_STATED PROBLEM_
Tally the lines below that contain "long". The number is the whole answer.

━━━━━━━━

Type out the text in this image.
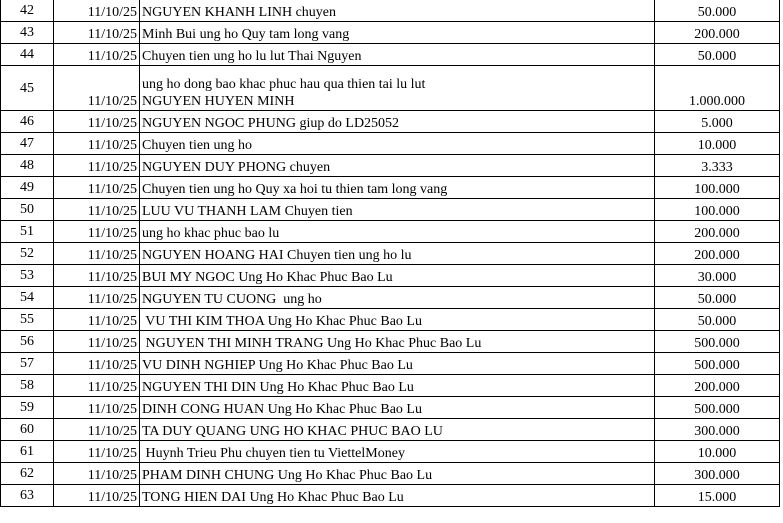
42	11/10/25	NGUYEN KHANH LINH chuyen	50.000
43	11/10/25	Minh Bui ung ho Quy tam long vang	200.000
44	11/10/25	Chuyen tien ung ho lu lut Thai Nguyen	50.000
45	11/10/25	ung ho dong bao khac phuc hau qua thien tai lu lut
NGUYEN HUYEN MINH	1.000.000
46	11/10/25	NGUYEN NGOC PHUNG giup do LD25052	5.000
47	11/10/25	Chuyen tien ung ho	10.000
48	11/10/25	NGUYEN DUY PHONG chuyen	3.333
49	11/10/25	Chuyen tien ung ho Quy xa hoi tu thien tam long vang	100.000
50	11/10/25	LUU VU THANH LAM Chuyen tien	100.000
51	11/10/25	ung ho khac phuc bao lu	200.000
52	11/10/25	NGUYEN HOANG HAI Chuyen tien ung ho lu	200.000
53	11/10/25	BUI MY NGOC Ung Ho Khac Phuc Bao Lu	30.000
54	11/10/25	NGUYEN TU CUONG  ung ho	50.000
55	11/10/25	VU THI KIM THOA Ung Ho Khac Phuc Bao Lu	50.000
56	11/10/25	NGUYEN THI MINH TRANG Ung Ho Khac Phuc Bao Lu	500.000
57	11/10/25	VU DINH NGHIEP Ung Ho Khac Phuc Bao Lu	500.000
58	11/10/25	NGUYEN THI DIN Ung Ho Khac Phuc Bao Lu	200.000
59	11/10/25	DINH CONG HUAN Ung Ho Khac Phuc Bao Lu	500.000
60	11/10/25	TA DUY QUANG UNG HO KHAC PHUC BAO LU	300.000
61	11/10/25	Huynh Trieu Phu chuyen tien tu ViettelMoney	10.000
62	11/10/25	PHAM DINH CHUNG Ung Ho Khac Phuc Bao Lu	300.000
63	11/10/25	TONG HIEN DAI Ung Ho Khac Phuc Bao Lu	15.000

━━━━━━━━

_ANSWER TO THE PROBLEM_
2